Dataset items:
★ ★ ★ ★ ★
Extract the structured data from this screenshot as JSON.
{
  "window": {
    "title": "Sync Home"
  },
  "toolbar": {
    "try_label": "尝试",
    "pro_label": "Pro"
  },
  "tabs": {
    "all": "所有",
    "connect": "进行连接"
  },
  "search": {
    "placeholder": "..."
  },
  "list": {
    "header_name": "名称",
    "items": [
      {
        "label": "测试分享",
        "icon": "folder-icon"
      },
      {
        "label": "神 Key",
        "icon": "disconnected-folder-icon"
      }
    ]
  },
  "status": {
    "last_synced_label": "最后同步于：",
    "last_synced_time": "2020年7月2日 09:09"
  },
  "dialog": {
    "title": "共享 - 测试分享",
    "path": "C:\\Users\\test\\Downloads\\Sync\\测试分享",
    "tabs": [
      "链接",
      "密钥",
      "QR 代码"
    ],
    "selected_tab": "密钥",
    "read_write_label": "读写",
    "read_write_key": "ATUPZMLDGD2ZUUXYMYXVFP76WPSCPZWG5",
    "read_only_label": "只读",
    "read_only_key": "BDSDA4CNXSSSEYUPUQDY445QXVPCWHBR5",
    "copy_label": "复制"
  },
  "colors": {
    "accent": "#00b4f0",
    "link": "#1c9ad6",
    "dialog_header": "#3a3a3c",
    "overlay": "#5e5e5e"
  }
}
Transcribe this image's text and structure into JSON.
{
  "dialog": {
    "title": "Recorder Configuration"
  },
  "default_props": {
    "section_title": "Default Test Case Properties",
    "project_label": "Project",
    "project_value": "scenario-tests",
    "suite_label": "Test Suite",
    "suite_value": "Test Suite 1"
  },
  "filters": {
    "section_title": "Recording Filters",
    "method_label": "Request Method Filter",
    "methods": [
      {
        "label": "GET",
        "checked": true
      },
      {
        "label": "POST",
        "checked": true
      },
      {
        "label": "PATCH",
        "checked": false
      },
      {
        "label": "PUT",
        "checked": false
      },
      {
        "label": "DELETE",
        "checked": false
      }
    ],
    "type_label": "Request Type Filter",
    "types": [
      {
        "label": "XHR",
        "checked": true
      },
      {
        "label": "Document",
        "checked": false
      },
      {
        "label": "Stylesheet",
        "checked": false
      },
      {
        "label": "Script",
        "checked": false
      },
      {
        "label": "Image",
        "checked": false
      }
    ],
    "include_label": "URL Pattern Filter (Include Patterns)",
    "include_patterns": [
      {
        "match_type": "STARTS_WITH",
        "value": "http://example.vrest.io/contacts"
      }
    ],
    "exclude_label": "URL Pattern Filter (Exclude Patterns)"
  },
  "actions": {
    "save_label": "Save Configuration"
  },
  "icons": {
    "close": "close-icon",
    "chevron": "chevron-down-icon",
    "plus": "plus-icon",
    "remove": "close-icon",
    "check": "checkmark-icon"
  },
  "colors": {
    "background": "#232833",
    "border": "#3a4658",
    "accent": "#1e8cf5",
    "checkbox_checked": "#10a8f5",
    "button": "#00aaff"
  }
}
★ ★ ★ ★ ★
The exercise: Reproduce every entry shown above, precisely as it stands.

Response to this task:
Extract the structured data from this screenshot as JSON.
{
  "window": {
    "title": "Sync Home"
  },
  "toolbar": {
    "try_label": "尝试",
    "pro_label": "Pro"
  },
  "tabs": {
    "all": "所有",
    "connect": "进行连接"
  },
  "search": {
    "placeholder": "..."
  },
  "list": {
    "header_name": "名称",
    "items": [
      {
        "label": "测试分享",
        "icon": "folder-icon"
      },
      {
        "label": "神 Key",
        "icon": "disconnected-folder-icon"
      }
    ]
  },
  "status": {
    "last_synced_label": "最后同步于：",
    "last_synced_time": "2020年7月2日 09:09"
  },
  "dialog": {
    "title": "共享 - 测试分享",
    "path": "C:\\Users\\test\\Downloads\\Sync\\测试分享",
    "tabs": [
      "链接",
      "密钥",
      "QR 代码"
    ],
    "selected_tab": "密钥",
    "read_write_label": "读写",
    "read_write_key": "ATUPZMLDGD2ZUUXYMYXVFP76WPSCPZWG5",
    "read_only_label": "只读",
    "read_only_key": "BDSDA4CNXSSSEYUPUQDY445QXVPCWHBR5",
    "copy_label": "复制"
  },
  "colors": {
    "accent": "#00b4f0",
    "link": "#1c9ad6",
    "dialog_header": "#3a3a3c",
    "overlay": "#5e5e5e"
  }
}
Transcribe this image's text and structure into JSON.
{
  "dialog": {
    "title": "Recorder Configuration"
  },
  "default_props": {
    "section_title": "Default Test Case Properties",
    "project_label": "Project",
    "project_value": "scenario-tests",
    "suite_label": "Test Suite",
    "suite_value": "Test Suite 1"
  },
  "filters": {
    "section_title": "Recording Filters",
    "method_label": "Request Method Filter",
    "methods": [
      {
        "label": "GET",
        "checked": true
      },
      {
        "label": "POST",
        "checked": true
      },
      {
        "label": "PATCH",
        "checked": false
      },
      {
        "label": "PUT",
        "checked": false
      },
      {
        "label": "DELETE",
        "checked": false
      }
    ],
    "type_label": "Request Type Filter",
    "types": [
      {
        "label": "XHR",
        "checked": true
      },
      {
        "label": "Document",
        "checked": false
      },
      {
        "label": "Stylesheet",
        "checked": false
      },
      {
        "label": "Script",
        "checked": false
      },
      {
        "label": "Image",
        "checked": false
      }
    ],
    "include_label": "URL Pattern Filter (Include Patterns)",
    "include_patterns": [
      {
        "match_type": "STARTS_WITH",
        "value": "http://example.vrest.io/contacts"
      }
    ],
    "exclude_label": "URL Pattern Filter (Exclude Patterns)"
  },
  "actions": {
    "save_label": "Save Configuration"
  },
  "icons": {
    "close": "close-icon",
    "chevron": "chevron-down-icon",
    "plus": "plus-icon",
    "remove": "close-icon",
    "check": "checkmark-icon"
  },
  "colors": {
    "background": "#232833",
    "border": "#3a4658",
    "accent": "#1e8cf5",
    "checkbox_checked": "#10a8f5",
    "button": "#00aaff"
  }
}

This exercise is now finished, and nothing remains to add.